* Material for this task:
──────
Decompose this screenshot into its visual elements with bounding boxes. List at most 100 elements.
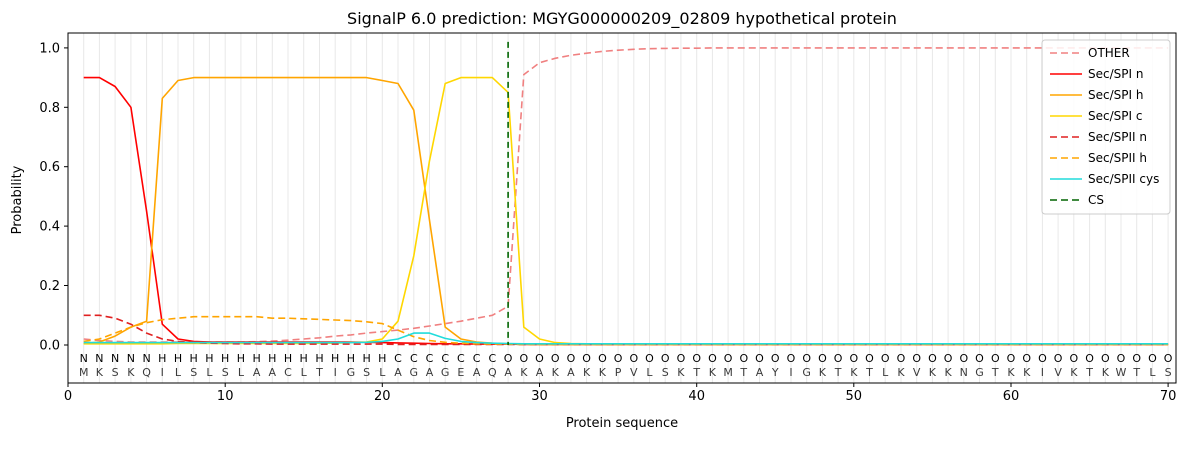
region-letter: O <box>755 352 764 365</box>
region-letter: O <box>787 352 796 365</box>
series-line-sec-spi-n <box>83 76 1169 346</box>
region-letter: O <box>849 352 858 365</box>
region-letter: O <box>519 352 528 365</box>
region-letter: O <box>661 352 670 365</box>
x-axis-label: Protein sequence <box>566 416 678 431</box>
region-letter: O <box>818 352 827 365</box>
series-line-sec-spii-cys <box>83 332 1169 345</box>
residue-letter: A <box>756 366 764 379</box>
region-letter: O <box>1022 352 1031 365</box>
y-tick-label: 0.2 <box>39 279 60 294</box>
residue-letter: L <box>175 366 182 379</box>
region-letter: C <box>473 352 481 365</box>
y-tick-label: 0.0 <box>39 339 60 354</box>
residue-letter: A <box>253 366 261 379</box>
residue-letter: K <box>552 366 560 379</box>
residue-letter: C <box>284 366 292 379</box>
region-letter: O <box>928 352 937 365</box>
region-letter: O <box>692 352 701 365</box>
legend-item-label: Sec/SPI n <box>1088 67 1143 81</box>
x-tick-label: 30 <box>531 389 548 404</box>
region-letter: O <box>1038 352 1047 365</box>
region-letter: H <box>284 352 292 365</box>
region-letter: O <box>708 352 717 365</box>
residue-letter: A <box>426 366 434 379</box>
region-letter: C <box>457 352 465 365</box>
region-letter: H <box>158 352 166 365</box>
region-letter: O <box>1069 352 1078 365</box>
residue-letter: L <box>238 366 245 379</box>
region-letter: O <box>1148 352 1157 365</box>
region-letter: H <box>237 352 245 365</box>
series-line-sec-spi-h <box>83 76 1169 346</box>
residue-letter: W <box>1116 366 1127 379</box>
residue-letter: T <box>865 366 873 379</box>
y-axis-label: Probability <box>10 165 25 234</box>
residue-letter: I <box>334 366 337 379</box>
legend-box <box>1041 39 1171 215</box>
region-letter: O <box>677 352 686 365</box>
region-letter: O <box>724 352 733 365</box>
residue-letter: Q <box>488 366 497 379</box>
residue-letter: V <box>1054 366 1062 379</box>
legend-item-label: Sec/SPII h <box>1088 151 1147 165</box>
x-tick-label: 60 <box>1003 389 1020 404</box>
region-letter: O <box>1164 352 1173 365</box>
region-letter: H <box>252 352 260 365</box>
residue-letter: A <box>473 366 481 379</box>
region-letter: O <box>771 352 780 365</box>
sequence-letter-rows: NMNKNSNKNQHIHLHSHLHSHLHAHAHCHLHTHIHGHSHL… <box>79 352 1173 379</box>
region-letter: O <box>598 352 607 365</box>
residue-letter: K <box>520 366 528 379</box>
residue-letter: G <box>410 366 419 379</box>
residue-letter: K <box>127 366 135 379</box>
region-letter: H <box>268 352 276 365</box>
residue-letter: N <box>960 366 968 379</box>
residue-letter: S <box>190 366 197 379</box>
residue-letter: T <box>692 366 700 379</box>
residue-letter: I <box>789 366 792 379</box>
residue-letter: L <box>379 366 386 379</box>
residue-letter: S <box>222 366 229 379</box>
plot-title: SignalP 6.0 prediction: MGYG000000209_02… <box>347 9 897 29</box>
y-tick-label: 1.0 <box>39 41 60 56</box>
residue-letter: S <box>363 366 370 379</box>
residue-letter: P <box>615 366 622 379</box>
region-letter: O <box>567 352 576 365</box>
region-letter: O <box>504 352 513 365</box>
region-letter: H <box>205 352 213 365</box>
residue-letter: S <box>1165 366 1172 379</box>
gridlines <box>83 33 1169 383</box>
residue-letter: K <box>1007 366 1015 379</box>
x-tick-label: 50 <box>846 389 863 404</box>
region-letter: H <box>174 352 182 365</box>
x-tick-label: 20 <box>374 389 391 404</box>
x-tick-label: 0 <box>64 389 72 404</box>
y-tick-label: 0.4 <box>39 220 60 235</box>
residue-letter: A <box>504 366 512 379</box>
region-letter: N <box>142 352 150 365</box>
region-letter: N <box>111 352 119 365</box>
residue-letter: K <box>819 366 827 379</box>
residue-letter: K <box>677 366 685 379</box>
residue-letter: V <box>630 366 638 379</box>
residue-letter: L <box>206 366 213 379</box>
region-letter: N <box>127 352 135 365</box>
region-letter: O <box>975 352 984 365</box>
region-letter: O <box>1007 352 1016 365</box>
residue-letter: K <box>599 366 607 379</box>
region-letter: C <box>441 352 449 365</box>
legend: OTHER Sec/SPI n Sec/SPI h Sec/SPI c Sec/SPII… <box>1041 39 1171 215</box>
legend-item-label: Sec/SPI c <box>1088 109 1142 123</box>
residue-letter: E <box>457 366 464 379</box>
region-letter: O <box>1101 352 1110 365</box>
region-letter: O <box>991 352 1000 365</box>
region-letter: H <box>315 352 323 365</box>
residue-letter: Q <box>142 366 151 379</box>
region-letter: O <box>614 352 623 365</box>
region-letter: O <box>897 352 906 365</box>
series-line-other <box>83 47 1169 343</box>
x-tick-label: 40 <box>688 389 705 404</box>
region-letter: O <box>629 352 638 365</box>
region-letter: H <box>300 352 308 365</box>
──────
* What is required:
Pick every line from the listing holding the string "sequence", and copy it.

* Response for this exercise:
x-axis-label: Protein sequence <box>566 416 678 431</box>
sequence-letter-rows: NMNKNSNKNQHIHLHSHLHSHLHAHAHCHLHTHIHGHSHL… <box>79 352 1173 379</box>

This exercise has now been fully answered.